-------- Data for processing

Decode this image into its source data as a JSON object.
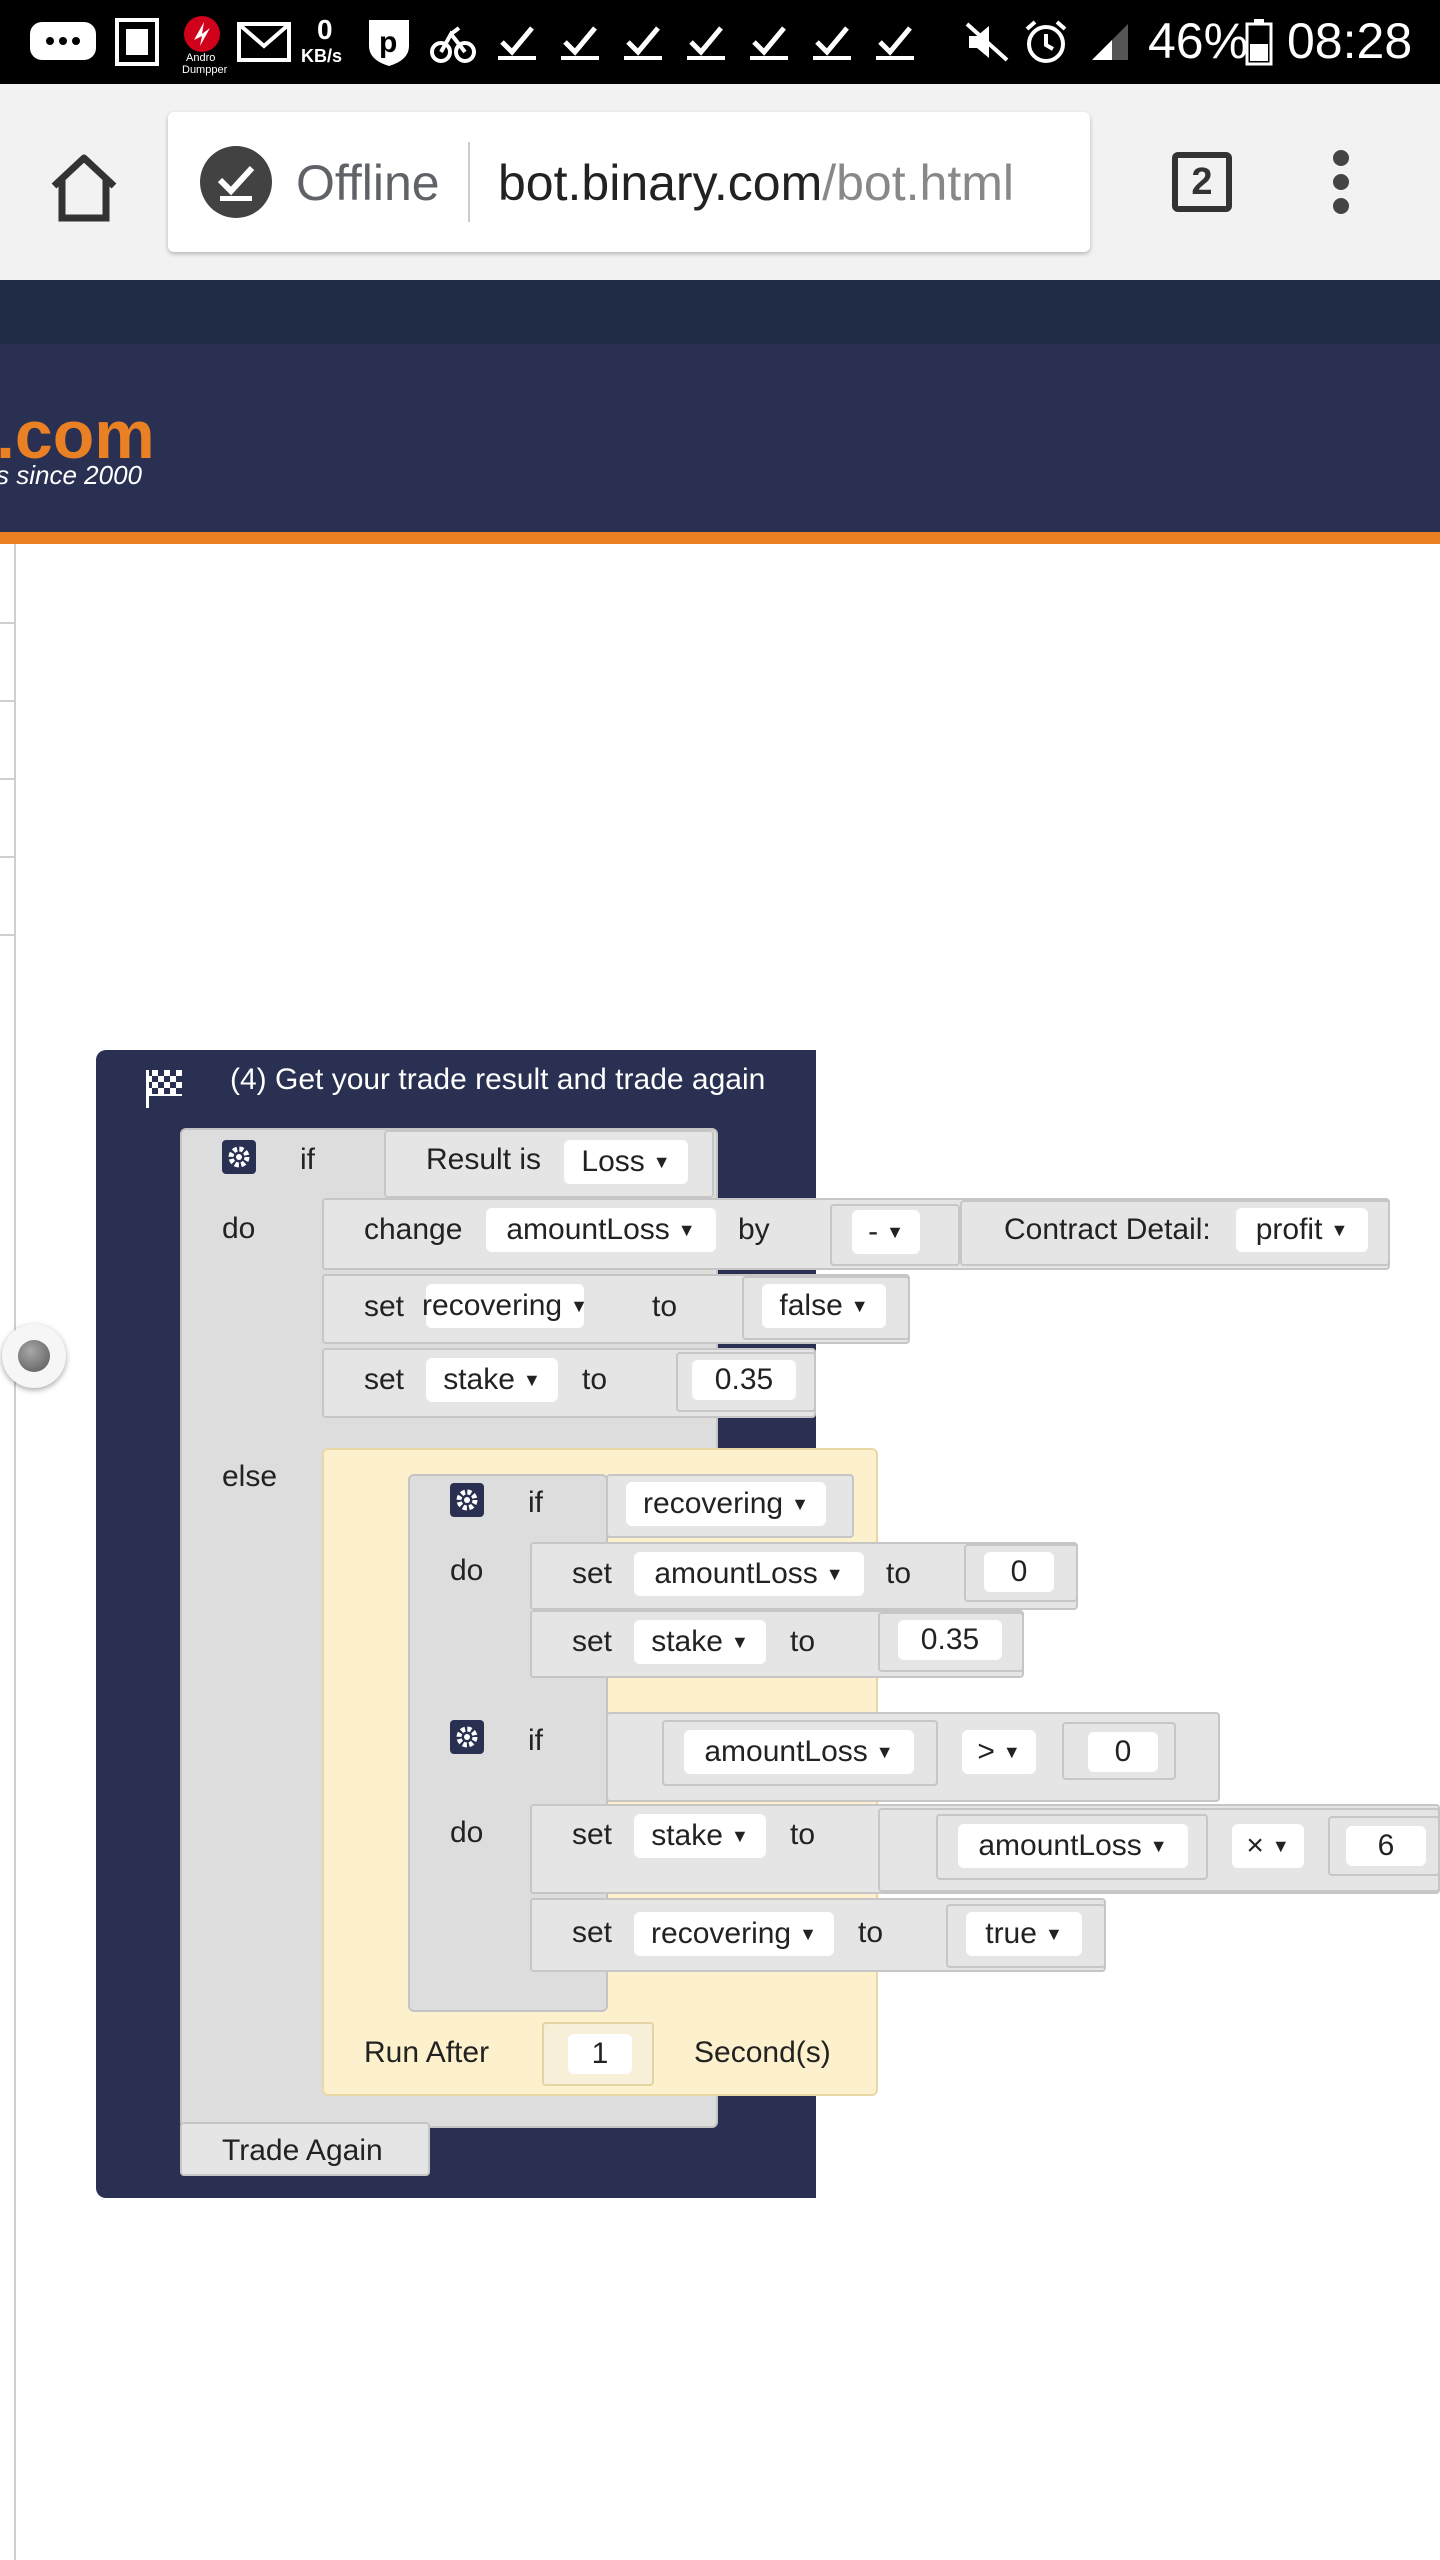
{
  "status_bar": {
    "net_speed_value": "0",
    "net_speed_unit": "KB/s",
    "app_label_line1": "Andro",
    "app_label_line2": "Dumpper",
    "battery_percent": "46%",
    "time": "08:28"
  },
  "browser": {
    "offline_label": "Offline",
    "url_host": "bot.binary.com",
    "url_path": "/bot.html",
    "tab_count": "2"
  },
  "site": {
    "logo_text": ".com",
    "tagline": "s since 2000",
    "accent_color": "#e98024",
    "navy_color": "#2a3052"
  },
  "blocks": {
    "header_title": "(4) Get your trade result and trade again",
    "if_label": "if",
    "do_label": "do",
    "else_label": "else",
    "set_label": "set",
    "to_label": "to",
    "change_label": "change",
    "by_label": "by",
    "result_is": "Result is",
    "result_value": "Loss",
    "amount_loss": "amountLoss",
    "minus_op": "-",
    "contract_detail": "Contract Detail:",
    "contract_field": "profit",
    "recovering": "recovering",
    "false_value": "false",
    "true_value": "true",
    "stake": "stake",
    "stake_value": "0.35",
    "zero_value": "0",
    "gt_op": ">",
    "mult_op": "×",
    "mult_value": "6",
    "run_after": "Run After",
    "run_after_value": "1",
    "seconds": "Second(s)",
    "trade_again": "Trade Again"
  }
}
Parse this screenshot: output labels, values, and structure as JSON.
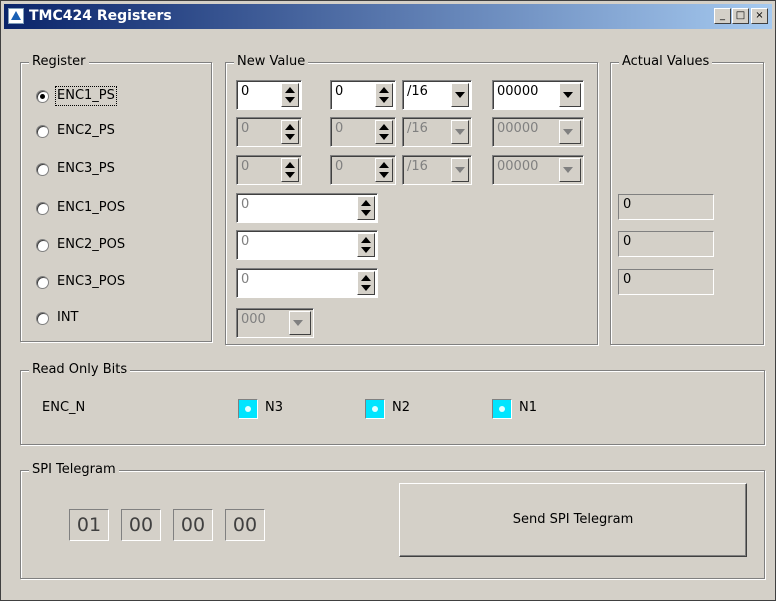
{
  "window": {
    "title": "TMC424 Registers"
  },
  "groups": {
    "register": "Register",
    "new_value": "New Value",
    "actual_values": "Actual Values",
    "read_only_bits": "Read Only Bits",
    "spi_telegram": "SPI Telegram"
  },
  "registers": [
    {
      "label": "ENC1_PS",
      "selected": true
    },
    {
      "label": "ENC2_PS",
      "selected": false
    },
    {
      "label": "ENC3_PS",
      "selected": false
    },
    {
      "label": "ENC1_POS",
      "selected": false
    },
    {
      "label": "ENC2_POS",
      "selected": false
    },
    {
      "label": "ENC3_POS",
      "selected": false
    },
    {
      "label": "INT",
      "selected": false
    }
  ],
  "new_value": {
    "ps_rows": [
      {
        "a": "0",
        "b": "0",
        "div": "/16",
        "code": "00000",
        "enabled": true
      },
      {
        "a": "0",
        "b": "0",
        "div": "/16",
        "code": "00000",
        "enabled": false
      },
      {
        "a": "0",
        "b": "0",
        "div": "/16",
        "code": "00000",
        "enabled": false
      }
    ],
    "pos_rows": [
      {
        "value": "0"
      },
      {
        "value": "0"
      },
      {
        "value": "0"
      }
    ],
    "int_select": "000"
  },
  "actual_values": [
    "0",
    "0",
    "0"
  ],
  "read_only_bits": {
    "label": "ENC_N",
    "bits": [
      {
        "name": "N3",
        "color": "#00e5ff"
      },
      {
        "name": "N2",
        "color": "#00e5ff"
      },
      {
        "name": "N1",
        "color": "#00e5ff"
      }
    ]
  },
  "spi_telegram": {
    "bytes": [
      "01",
      "00",
      "00",
      "00"
    ],
    "send_label": "Send SPI Telegram"
  }
}
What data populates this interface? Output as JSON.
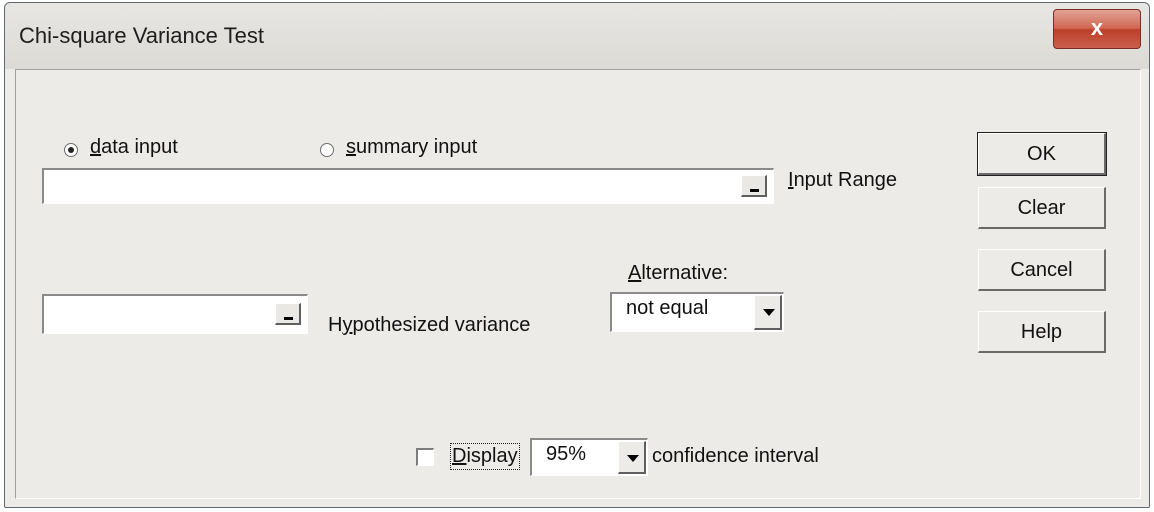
{
  "window": {
    "title": "Chi-square Variance Test",
    "close_glyph": "x"
  },
  "input_mode": {
    "data_input": "data input",
    "summary_input": "summary input",
    "selected": "data input"
  },
  "input_range": {
    "label": "Input Range",
    "value": ""
  },
  "hypothesized_variance": {
    "label": "Hypothesized variance",
    "value": ""
  },
  "alternative": {
    "label": "Alternative:",
    "value": "not equal"
  },
  "confidence": {
    "display_label": "Display",
    "level": "95%",
    "suffix": "confidence interval",
    "checked": false
  },
  "buttons": {
    "ok": "OK",
    "clear": "Clear",
    "cancel": "Cancel",
    "help": "Help"
  }
}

----------------

Give every record back exactly as it reads, with no images.

Decode this image into its source data as a JSON object.
{
  "status_bar": {
    "net_speed_value": "0",
    "net_speed_unit": "KB/s",
    "app_label_line1": "Andro",
    "app_label_line2": "Dumpper",
    "battery_percent": "46%",
    "time": "08:28"
  },
  "browser": {
    "offline_label": "Offline",
    "url_host": "bot.binary.com",
    "url_path": "/bot.html",
    "tab_count": "2"
  },
  "site": {
    "logo_text": ".com",
    "tagline": "s since 2000",
    "accent_color": "#e98024",
    "navy_color": "#2a3052"
  },
  "blocks": {
    "header_title": "(4) Get your trade result and trade again",
    "if_label": "if",
    "do_label": "do",
    "else_label": "else",
    "set_label": "set",
    "to_label": "to",
    "change_label": "change",
    "by_label": "by",
    "result_is": "Result is",
    "result_value": "Loss",
    "amount_loss": "amountLoss",
    "minus_op": "-",
    "contract_detail": "Contract Detail:",
    "contract_field": "profit",
    "recovering": "recovering",
    "false_value": "false",
    "true_value": "true",
    "stake": "stake",
    "stake_value": "0.35",
    "zero_value": "0",
    "gt_op": ">",
    "mult_op": "×",
    "mult_value": "6",
    "run_after": "Run After",
    "run_after_value": "1",
    "seconds": "Second(s)",
    "trade_again": "Trade Again"
  }
}
Parse this screenshot: output labels, values, and structure as JSON.
{
  "window": {
    "title": "TMC424 Registers"
  },
  "groups": {
    "register": "Register",
    "new_value": "New Value",
    "actual_values": "Actual Values",
    "read_only_bits": "Read Only Bits",
    "spi_telegram": "SPI Telegram"
  },
  "registers": [
    {
      "label": "ENC1_PS",
      "selected": true
    },
    {
      "label": "ENC2_PS",
      "selected": false
    },
    {
      "label": "ENC3_PS",
      "selected": false
    },
    {
      "label": "ENC1_POS",
      "selected": false
    },
    {
      "label": "ENC2_POS",
      "selected": false
    },
    {
      "label": "ENC3_POS",
      "selected": false
    },
    {
      "label": "INT",
      "selected": false
    }
  ],
  "new_value": {
    "ps_rows": [
      {
        "a": "0",
        "b": "0",
        "div": "/16",
        "code": "00000",
        "enabled": true
      },
      {
        "a": "0",
        "b": "0",
        "div": "/16",
        "code": "00000",
        "enabled": false
      },
      {
        "a": "0",
        "b": "0",
        "div": "/16",
        "code": "00000",
        "enabled": false
      }
    ],
    "pos_rows": [
      {
        "value": "0"
      },
      {
        "value": "0"
      },
      {
        "value": "0"
      }
    ],
    "int_select": "000"
  },
  "actual_values": [
    "0",
    "0",
    "0"
  ],
  "read_only_bits": {
    "label": "ENC_N",
    "bits": [
      {
        "name": "N3",
        "color": "#00e5ff"
      },
      {
        "name": "N2",
        "color": "#00e5ff"
      },
      {
        "name": "N1",
        "color": "#00e5ff"
      }
    ]
  },
  "spi_telegram": {
    "bytes": [
      "01",
      "00",
      "00",
      "00"
    ],
    "send_label": "Send SPI Telegram"
  }
}
What data populates this interface? Output as JSON.
{
  "window": {
    "title": "Chi-square Variance Test",
    "close_glyph": "x"
  },
  "input_mode": {
    "data_input": "data input",
    "summary_input": "summary input",
    "selected": "data input"
  },
  "input_range": {
    "label": "Input Range",
    "value": ""
  },
  "hypothesized_variance": {
    "label": "Hypothesized variance",
    "value": ""
  },
  "alternative": {
    "label": "Alternative:",
    "value": "not equal"
  },
  "confidence": {
    "display_label": "Display",
    "level": "95%",
    "suffix": "confidence interval",
    "checked": false
  },
  "buttons": {
    "ok": "OK",
    "clear": "Clear",
    "cancel": "Cancel",
    "help": "Help"
  }
}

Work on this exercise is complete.